Stored entries ▸
◇ ◇ ◇ ◇

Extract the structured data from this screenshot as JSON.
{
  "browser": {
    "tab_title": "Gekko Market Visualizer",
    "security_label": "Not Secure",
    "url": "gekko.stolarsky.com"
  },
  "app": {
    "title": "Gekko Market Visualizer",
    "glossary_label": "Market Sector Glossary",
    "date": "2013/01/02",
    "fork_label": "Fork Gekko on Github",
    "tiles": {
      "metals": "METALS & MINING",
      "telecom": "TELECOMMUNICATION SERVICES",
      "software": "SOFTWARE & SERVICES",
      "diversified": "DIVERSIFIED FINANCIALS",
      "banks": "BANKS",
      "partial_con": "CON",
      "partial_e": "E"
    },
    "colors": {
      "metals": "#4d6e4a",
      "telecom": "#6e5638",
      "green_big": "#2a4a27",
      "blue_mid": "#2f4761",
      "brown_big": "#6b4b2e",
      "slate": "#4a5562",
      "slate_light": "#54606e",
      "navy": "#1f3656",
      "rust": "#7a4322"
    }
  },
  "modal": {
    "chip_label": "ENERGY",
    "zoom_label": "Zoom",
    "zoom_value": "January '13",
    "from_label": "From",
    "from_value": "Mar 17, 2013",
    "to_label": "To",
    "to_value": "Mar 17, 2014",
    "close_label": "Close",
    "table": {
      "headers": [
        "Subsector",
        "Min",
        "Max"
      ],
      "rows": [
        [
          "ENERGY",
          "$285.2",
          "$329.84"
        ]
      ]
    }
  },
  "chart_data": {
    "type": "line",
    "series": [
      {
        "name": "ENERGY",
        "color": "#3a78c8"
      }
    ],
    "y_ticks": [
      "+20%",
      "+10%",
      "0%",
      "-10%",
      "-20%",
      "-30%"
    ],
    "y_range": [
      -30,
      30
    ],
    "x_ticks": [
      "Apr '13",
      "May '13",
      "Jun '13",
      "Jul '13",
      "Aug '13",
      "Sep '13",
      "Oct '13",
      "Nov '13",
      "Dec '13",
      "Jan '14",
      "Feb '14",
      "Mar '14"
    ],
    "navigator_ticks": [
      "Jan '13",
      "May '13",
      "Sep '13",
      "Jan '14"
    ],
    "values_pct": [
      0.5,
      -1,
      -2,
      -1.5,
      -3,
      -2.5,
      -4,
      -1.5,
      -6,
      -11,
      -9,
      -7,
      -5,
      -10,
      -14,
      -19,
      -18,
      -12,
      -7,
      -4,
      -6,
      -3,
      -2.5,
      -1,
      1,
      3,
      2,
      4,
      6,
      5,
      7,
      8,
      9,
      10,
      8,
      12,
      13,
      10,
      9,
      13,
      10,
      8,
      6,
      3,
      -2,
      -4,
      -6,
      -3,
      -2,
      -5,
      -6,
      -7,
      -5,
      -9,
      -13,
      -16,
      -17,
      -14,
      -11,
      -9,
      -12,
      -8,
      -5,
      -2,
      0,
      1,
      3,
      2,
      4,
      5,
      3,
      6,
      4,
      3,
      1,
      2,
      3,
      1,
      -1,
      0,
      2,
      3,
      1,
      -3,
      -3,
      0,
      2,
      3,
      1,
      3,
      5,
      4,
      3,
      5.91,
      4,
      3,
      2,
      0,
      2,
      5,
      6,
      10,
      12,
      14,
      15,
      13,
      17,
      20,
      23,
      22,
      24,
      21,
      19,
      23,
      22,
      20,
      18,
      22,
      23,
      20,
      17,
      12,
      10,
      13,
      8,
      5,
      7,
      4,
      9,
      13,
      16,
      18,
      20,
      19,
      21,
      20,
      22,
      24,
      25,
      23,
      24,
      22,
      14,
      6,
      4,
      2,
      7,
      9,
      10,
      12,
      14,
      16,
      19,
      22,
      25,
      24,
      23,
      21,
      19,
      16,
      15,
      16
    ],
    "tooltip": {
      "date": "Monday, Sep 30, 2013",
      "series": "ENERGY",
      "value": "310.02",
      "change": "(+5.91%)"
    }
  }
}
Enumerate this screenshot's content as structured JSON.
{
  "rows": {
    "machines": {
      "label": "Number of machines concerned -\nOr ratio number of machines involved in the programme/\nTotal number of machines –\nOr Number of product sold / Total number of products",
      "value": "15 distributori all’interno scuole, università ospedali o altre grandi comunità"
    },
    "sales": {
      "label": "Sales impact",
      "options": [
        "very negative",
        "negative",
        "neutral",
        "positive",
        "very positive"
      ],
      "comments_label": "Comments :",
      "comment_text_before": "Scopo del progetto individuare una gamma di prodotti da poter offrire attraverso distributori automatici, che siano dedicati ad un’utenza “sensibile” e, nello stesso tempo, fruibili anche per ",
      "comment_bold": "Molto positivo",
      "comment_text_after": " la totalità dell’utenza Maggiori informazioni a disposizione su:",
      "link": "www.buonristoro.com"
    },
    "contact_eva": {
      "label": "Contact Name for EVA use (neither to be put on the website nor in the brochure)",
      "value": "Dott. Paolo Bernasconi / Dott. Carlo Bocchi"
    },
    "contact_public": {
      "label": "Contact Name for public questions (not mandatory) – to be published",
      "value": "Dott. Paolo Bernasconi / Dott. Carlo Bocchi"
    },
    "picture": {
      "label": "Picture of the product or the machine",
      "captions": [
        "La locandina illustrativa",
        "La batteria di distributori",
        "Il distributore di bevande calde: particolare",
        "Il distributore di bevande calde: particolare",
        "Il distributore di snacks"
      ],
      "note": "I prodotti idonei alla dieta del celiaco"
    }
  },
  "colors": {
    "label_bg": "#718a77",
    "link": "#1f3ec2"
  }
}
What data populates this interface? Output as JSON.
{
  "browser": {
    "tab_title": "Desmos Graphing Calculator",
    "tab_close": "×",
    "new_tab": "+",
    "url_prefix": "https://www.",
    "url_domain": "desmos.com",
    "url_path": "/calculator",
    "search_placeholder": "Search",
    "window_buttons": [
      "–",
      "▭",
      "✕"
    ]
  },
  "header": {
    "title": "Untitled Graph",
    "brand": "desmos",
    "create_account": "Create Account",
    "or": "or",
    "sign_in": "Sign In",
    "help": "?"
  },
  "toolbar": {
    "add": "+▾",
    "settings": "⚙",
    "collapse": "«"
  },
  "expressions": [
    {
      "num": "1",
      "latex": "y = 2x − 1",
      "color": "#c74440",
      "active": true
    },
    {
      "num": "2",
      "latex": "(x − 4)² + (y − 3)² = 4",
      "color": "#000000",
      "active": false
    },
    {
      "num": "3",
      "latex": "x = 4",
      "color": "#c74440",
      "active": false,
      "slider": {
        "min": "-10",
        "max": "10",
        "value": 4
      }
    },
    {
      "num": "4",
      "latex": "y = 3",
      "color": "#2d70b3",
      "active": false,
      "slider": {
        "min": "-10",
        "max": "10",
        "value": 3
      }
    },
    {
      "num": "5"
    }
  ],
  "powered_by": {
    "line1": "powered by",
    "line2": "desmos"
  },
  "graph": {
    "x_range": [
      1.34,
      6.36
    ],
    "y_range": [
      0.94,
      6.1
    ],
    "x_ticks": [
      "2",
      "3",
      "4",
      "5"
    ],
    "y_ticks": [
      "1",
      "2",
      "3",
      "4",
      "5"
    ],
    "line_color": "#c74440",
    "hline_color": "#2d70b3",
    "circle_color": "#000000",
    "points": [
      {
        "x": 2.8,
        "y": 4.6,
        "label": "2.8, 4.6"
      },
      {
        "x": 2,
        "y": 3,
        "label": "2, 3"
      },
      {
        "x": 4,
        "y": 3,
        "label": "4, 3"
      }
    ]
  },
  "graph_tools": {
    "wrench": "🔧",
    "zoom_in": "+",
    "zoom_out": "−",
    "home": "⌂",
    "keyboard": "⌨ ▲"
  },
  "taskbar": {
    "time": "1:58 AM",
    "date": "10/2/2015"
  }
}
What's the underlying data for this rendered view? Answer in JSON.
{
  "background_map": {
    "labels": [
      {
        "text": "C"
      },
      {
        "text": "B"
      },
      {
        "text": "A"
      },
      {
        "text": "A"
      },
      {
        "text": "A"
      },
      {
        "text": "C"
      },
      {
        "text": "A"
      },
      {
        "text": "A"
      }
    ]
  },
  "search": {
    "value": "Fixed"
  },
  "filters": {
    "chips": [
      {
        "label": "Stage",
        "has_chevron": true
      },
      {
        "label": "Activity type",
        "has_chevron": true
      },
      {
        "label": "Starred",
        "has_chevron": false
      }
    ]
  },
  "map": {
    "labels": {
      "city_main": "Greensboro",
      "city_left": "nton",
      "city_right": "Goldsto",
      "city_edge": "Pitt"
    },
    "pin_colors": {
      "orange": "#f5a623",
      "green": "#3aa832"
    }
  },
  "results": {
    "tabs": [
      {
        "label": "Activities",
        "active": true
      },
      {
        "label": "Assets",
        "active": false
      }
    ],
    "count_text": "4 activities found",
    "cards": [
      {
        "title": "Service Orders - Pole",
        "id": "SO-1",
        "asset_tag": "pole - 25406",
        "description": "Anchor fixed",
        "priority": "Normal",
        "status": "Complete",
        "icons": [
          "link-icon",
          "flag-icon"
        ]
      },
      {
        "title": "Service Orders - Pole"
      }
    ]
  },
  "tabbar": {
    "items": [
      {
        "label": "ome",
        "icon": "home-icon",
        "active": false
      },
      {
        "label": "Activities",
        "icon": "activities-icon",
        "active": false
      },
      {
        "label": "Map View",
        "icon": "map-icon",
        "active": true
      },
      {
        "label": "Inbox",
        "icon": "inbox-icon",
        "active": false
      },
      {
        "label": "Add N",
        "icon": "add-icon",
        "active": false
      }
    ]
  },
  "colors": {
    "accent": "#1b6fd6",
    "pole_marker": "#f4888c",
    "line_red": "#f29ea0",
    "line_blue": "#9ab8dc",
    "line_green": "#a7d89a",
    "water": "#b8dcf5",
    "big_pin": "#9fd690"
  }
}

◇ ◇ ◇ ◇

STATED PROBLEM ▸ Identify the lines above with the word "JSON". Copy them.

COMPLETE OUTPUT ▸
Extract the structured data from this screenshot as JSON.
Enumerate this screenshot's content as structured JSON.
What data populates this interface? Output as JSON.
What's the underlying data for this rendered view? Answer in JSON.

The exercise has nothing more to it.